STATED EXERCISE: Repeat the material exactly, every line of it.

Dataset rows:

= = = =

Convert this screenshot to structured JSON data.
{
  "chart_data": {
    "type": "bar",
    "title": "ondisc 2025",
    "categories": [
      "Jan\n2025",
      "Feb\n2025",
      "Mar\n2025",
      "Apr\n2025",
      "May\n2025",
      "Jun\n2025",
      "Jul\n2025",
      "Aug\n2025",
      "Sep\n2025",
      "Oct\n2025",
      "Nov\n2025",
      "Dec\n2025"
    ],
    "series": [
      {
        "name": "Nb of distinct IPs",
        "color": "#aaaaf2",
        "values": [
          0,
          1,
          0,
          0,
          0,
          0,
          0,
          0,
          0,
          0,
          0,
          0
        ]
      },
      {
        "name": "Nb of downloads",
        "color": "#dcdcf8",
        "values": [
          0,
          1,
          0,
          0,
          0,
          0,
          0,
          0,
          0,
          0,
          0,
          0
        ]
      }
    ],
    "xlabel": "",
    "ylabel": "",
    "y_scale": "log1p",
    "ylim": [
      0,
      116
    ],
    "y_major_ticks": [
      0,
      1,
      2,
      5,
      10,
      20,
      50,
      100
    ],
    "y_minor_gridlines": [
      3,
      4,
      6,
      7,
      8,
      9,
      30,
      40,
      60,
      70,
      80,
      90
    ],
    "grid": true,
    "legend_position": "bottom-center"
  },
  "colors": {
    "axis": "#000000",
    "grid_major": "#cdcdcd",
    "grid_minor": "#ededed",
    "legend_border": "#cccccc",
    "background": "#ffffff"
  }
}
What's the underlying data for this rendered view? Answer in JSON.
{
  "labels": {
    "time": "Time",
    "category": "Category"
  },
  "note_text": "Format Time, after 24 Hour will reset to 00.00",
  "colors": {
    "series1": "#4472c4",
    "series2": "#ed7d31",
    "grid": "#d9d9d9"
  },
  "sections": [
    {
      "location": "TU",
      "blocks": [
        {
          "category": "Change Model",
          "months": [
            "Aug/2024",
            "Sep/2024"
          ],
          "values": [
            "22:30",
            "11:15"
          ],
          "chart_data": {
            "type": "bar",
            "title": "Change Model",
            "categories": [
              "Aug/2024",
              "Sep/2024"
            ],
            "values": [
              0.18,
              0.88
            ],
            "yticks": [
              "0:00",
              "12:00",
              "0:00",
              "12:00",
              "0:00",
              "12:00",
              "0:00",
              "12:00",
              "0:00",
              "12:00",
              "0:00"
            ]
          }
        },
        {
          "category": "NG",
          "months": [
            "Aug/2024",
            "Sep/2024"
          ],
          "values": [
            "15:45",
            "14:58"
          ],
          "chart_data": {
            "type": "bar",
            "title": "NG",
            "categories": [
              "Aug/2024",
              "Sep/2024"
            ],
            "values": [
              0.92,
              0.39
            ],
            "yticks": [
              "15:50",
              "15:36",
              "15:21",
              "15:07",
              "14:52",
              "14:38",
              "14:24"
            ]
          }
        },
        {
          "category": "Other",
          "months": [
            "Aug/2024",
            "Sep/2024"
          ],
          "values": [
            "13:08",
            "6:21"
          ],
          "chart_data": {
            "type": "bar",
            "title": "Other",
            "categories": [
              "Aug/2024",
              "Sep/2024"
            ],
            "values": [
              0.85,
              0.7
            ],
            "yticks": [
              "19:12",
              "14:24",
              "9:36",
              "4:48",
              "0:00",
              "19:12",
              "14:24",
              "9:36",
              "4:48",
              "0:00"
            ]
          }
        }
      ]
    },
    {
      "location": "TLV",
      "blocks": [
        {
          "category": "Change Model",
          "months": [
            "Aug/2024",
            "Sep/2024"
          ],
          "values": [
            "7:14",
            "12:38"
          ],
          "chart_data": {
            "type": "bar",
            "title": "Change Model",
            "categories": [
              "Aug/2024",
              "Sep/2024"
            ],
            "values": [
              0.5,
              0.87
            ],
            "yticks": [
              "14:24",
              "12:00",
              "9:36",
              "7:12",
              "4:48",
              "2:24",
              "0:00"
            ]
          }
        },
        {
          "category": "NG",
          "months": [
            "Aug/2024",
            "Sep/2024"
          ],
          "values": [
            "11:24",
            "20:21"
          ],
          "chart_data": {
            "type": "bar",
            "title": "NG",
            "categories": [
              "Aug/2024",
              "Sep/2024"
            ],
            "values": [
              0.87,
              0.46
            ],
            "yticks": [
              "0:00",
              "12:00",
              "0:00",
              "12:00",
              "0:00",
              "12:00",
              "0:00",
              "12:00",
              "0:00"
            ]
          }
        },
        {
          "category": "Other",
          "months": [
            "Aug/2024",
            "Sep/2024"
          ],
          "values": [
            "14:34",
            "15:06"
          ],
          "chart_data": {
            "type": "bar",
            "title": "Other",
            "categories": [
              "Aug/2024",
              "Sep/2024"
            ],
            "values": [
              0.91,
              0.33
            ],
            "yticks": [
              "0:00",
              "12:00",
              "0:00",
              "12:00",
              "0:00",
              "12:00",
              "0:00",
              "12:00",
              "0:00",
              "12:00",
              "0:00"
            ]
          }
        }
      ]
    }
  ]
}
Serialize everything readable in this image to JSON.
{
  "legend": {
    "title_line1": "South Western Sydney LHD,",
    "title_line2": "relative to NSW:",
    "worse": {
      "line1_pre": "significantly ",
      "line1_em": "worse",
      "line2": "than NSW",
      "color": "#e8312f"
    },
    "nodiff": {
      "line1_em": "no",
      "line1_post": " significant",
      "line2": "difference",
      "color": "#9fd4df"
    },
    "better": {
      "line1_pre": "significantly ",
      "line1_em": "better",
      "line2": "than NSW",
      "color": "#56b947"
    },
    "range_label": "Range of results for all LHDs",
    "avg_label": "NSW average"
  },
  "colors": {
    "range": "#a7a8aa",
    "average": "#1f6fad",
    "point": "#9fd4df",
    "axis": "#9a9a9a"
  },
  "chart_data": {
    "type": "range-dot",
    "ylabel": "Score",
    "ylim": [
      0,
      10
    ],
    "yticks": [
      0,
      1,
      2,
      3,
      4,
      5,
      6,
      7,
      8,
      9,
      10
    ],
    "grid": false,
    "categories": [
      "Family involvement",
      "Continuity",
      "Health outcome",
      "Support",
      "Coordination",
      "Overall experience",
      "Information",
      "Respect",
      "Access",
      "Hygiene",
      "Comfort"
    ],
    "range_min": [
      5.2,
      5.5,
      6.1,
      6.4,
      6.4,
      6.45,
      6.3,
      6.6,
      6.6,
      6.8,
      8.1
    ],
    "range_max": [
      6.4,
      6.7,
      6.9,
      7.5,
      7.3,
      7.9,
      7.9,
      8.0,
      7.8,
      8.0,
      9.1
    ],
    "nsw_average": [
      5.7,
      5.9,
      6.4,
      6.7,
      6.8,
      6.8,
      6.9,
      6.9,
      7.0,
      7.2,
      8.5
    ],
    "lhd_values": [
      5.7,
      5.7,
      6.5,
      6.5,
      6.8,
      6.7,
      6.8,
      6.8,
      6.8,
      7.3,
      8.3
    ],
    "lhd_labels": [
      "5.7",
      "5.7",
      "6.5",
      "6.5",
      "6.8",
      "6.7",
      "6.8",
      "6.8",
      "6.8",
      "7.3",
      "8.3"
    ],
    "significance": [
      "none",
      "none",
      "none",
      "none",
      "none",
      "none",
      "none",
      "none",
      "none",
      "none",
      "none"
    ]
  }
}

= = = =

FINISHED TASK:
Convert this screenshot to structured JSON data.
{
  "chart_data": {
    "type": "bar",
    "title": "ondisc 2025",
    "categories": [
      "Jan\n2025",
      "Feb\n2025",
      "Mar\n2025",
      "Apr\n2025",
      "May\n2025",
      "Jun\n2025",
      "Jul\n2025",
      "Aug\n2025",
      "Sep\n2025",
      "Oct\n2025",
      "Nov\n2025",
      "Dec\n2025"
    ],
    "series": [
      {
        "name": "Nb of distinct IPs",
        "color": "#aaaaf2",
        "values": [
          0,
          1,
          0,
          0,
          0,
          0,
          0,
          0,
          0,
          0,
          0,
          0
        ]
      },
      {
        "name": "Nb of downloads",
        "color": "#dcdcf8",
        "values": [
          0,
          1,
          0,
          0,
          0,
          0,
          0,
          0,
          0,
          0,
          0,
          0
        ]
      }
    ],
    "xlabel": "",
    "ylabel": "",
    "y_scale": "log1p",
    "ylim": [
      0,
      116
    ],
    "y_major_ticks": [
      0,
      1,
      2,
      5,
      10,
      20,
      50,
      100
    ],
    "y_minor_gridlines": [
      3,
      4,
      6,
      7,
      8,
      9,
      30,
      40,
      60,
      70,
      80,
      90
    ],
    "grid": true,
    "legend_position": "bottom-center"
  },
  "colors": {
    "axis": "#000000",
    "grid_major": "#cdcdcd",
    "grid_minor": "#ededed",
    "legend_border": "#cccccc",
    "background": "#ffffff"
  }
}
What's the underlying data for this rendered view? Answer in JSON.
{
  "labels": {
    "time": "Time",
    "category": "Category"
  },
  "note_text": "Format Time, after 24 Hour will reset to 00.00",
  "colors": {
    "series1": "#4472c4",
    "series2": "#ed7d31",
    "grid": "#d9d9d9"
  },
  "sections": [
    {
      "location": "TU",
      "blocks": [
        {
          "category": "Change Model",
          "months": [
            "Aug/2024",
            "Sep/2024"
          ],
          "values": [
            "22:30",
            "11:15"
          ],
          "chart_data": {
            "type": "bar",
            "title": "Change Model",
            "categories": [
              "Aug/2024",
              "Sep/2024"
            ],
            "values": [
              0.18,
              0.88
            ],
            "yticks": [
              "0:00",
              "12:00",
              "0:00",
              "12:00",
              "0:00",
              "12:00",
              "0:00",
              "12:00",
              "0:00",
              "12:00",
              "0:00"
            ]
          }
        },
        {
          "category": "NG",
          "months": [
            "Aug/2024",
            "Sep/2024"
          ],
          "values": [
            "15:45",
            "14:58"
          ],
          "chart_data": {
            "type": "bar",
            "title": "NG",
            "categories": [
              "Aug/2024",
              "Sep/2024"
            ],
            "values": [
              0.92,
              0.39
            ],
            "yticks": [
              "15:50",
              "15:36",
              "15:21",
              "15:07",
              "14:52",
              "14:38",
              "14:24"
            ]
          }
        },
        {
          "category": "Other",
          "months": [
            "Aug/2024",
            "Sep/2024"
          ],
          "values": [
            "13:08",
            "6:21"
          ],
          "chart_data": {
            "type": "bar",
            "title": "Other",
            "categories": [
              "Aug/2024",
              "Sep/2024"
            ],
            "values": [
              0.85,
              0.7
            ],
            "yticks": [
              "19:12",
              "14:24",
              "9:36",
              "4:48",
              "0:00",
              "19:12",
              "14:24",
              "9:36",
              "4:48",
              "0:00"
            ]
          }
        }
      ]
    },
    {
      "location": "TLV",
      "blocks": [
        {
          "category": "Change Model",
          "months": [
            "Aug/2024",
            "Sep/2024"
          ],
          "values": [
            "7:14",
            "12:38"
          ],
          "chart_data": {
            "type": "bar",
            "title": "Change Model",
            "categories": [
              "Aug/2024",
              "Sep/2024"
            ],
            "values": [
              0.5,
              0.87
            ],
            "yticks": [
              "14:24",
              "12:00",
              "9:36",
              "7:12",
              "4:48",
              "2:24",
              "0:00"
            ]
          }
        },
        {
          "category": "NG",
          "months": [
            "Aug/2024",
            "Sep/2024"
          ],
          "values": [
            "11:24",
            "20:21"
          ],
          "chart_data": {
            "type": "bar",
            "title": "NG",
            "categories": [
              "Aug/2024",
              "Sep/2024"
            ],
            "values": [
              0.87,
              0.46
            ],
            "yticks": [
              "0:00",
              "12:00",
              "0:00",
              "12:00",
              "0:00",
              "12:00",
              "0:00",
              "12:00",
              "0:00"
            ]
          }
        },
        {
          "category": "Other",
          "months": [
            "Aug/2024",
            "Sep/2024"
          ],
          "values": [
            "14:34",
            "15:06"
          ],
          "chart_data": {
            "type": "bar",
            "title": "Other",
            "categories": [
              "Aug/2024",
              "Sep/2024"
            ],
            "values": [
              0.91,
              0.33
            ],
            "yticks": [
              "0:00",
              "12:00",
              "0:00",
              "12:00",
              "0:00",
              "12:00",
              "0:00",
              "12:00",
              "0:00",
              "12:00",
              "0:00"
            ]
          }
        }
      ]
    }
  ]
}
Serialize everything readable in this image to JSON.
{
  "legend": {
    "title_line1": "South Western Sydney LHD,",
    "title_line2": "relative to NSW:",
    "worse": {
      "line1_pre": "significantly ",
      "line1_em": "worse",
      "line2": "than NSW",
      "color": "#e8312f"
    },
    "nodiff": {
      "line1_em": "no",
      "line1_post": " significant",
      "line2": "difference",
      "color": "#9fd4df"
    },
    "better": {
      "line1_pre": "significantly ",
      "line1_em": "better",
      "line2": "than NSW",
      "color": "#56b947"
    },
    "range_label": "Range of results for all LHDs",
    "avg_label": "NSW average"
  },
  "colors": {
    "range": "#a7a8aa",
    "average": "#1f6fad",
    "point": "#9fd4df",
    "axis": "#9a9a9a"
  },
  "chart_data": {
    "type": "range-dot",
    "ylabel": "Score",
    "ylim": [
      0,
      10
    ],
    "yticks": [
      0,
      1,
      2,
      3,
      4,
      5,
      6,
      7,
      8,
      9,
      10
    ],
    "grid": false,
    "categories": [
      "Family involvement",
      "Continuity",
      "Health outcome",
      "Support",
      "Coordination",
      "Overall experience",
      "Information",
      "Respect",
      "Access",
      "Hygiene",
      "Comfort"
    ],
    "range_min": [
      5.2,
      5.5,
      6.1,
      6.4,
      6.4,
      6.45,
      6.3,
      6.6,
      6.6,
      6.8,
      8.1
    ],
    "range_max": [
      6.4,
      6.7,
      6.9,
      7.5,
      7.3,
      7.9,
      7.9,
      8.0,
      7.8,
      8.0,
      9.1
    ],
    "nsw_average": [
      5.7,
      5.9,
      6.4,
      6.7,
      6.8,
      6.8,
      6.9,
      6.9,
      7.0,
      7.2,
      8.5
    ],
    "lhd_values": [
      5.7,
      5.7,
      6.5,
      6.5,
      6.8,
      6.7,
      6.8,
      6.8,
      6.8,
      7.3,
      8.3
    ],
    "lhd_labels": [
      "5.7",
      "5.7",
      "6.5",
      "6.5",
      "6.8",
      "6.7",
      "6.8",
      "6.8",
      "6.8",
      "7.3",
      "8.3"
    ],
    "significance": [
      "none",
      "none",
      "none",
      "none",
      "none",
      "none",
      "none",
      "none",
      "none",
      "none",
      "none"
    ]
  }
}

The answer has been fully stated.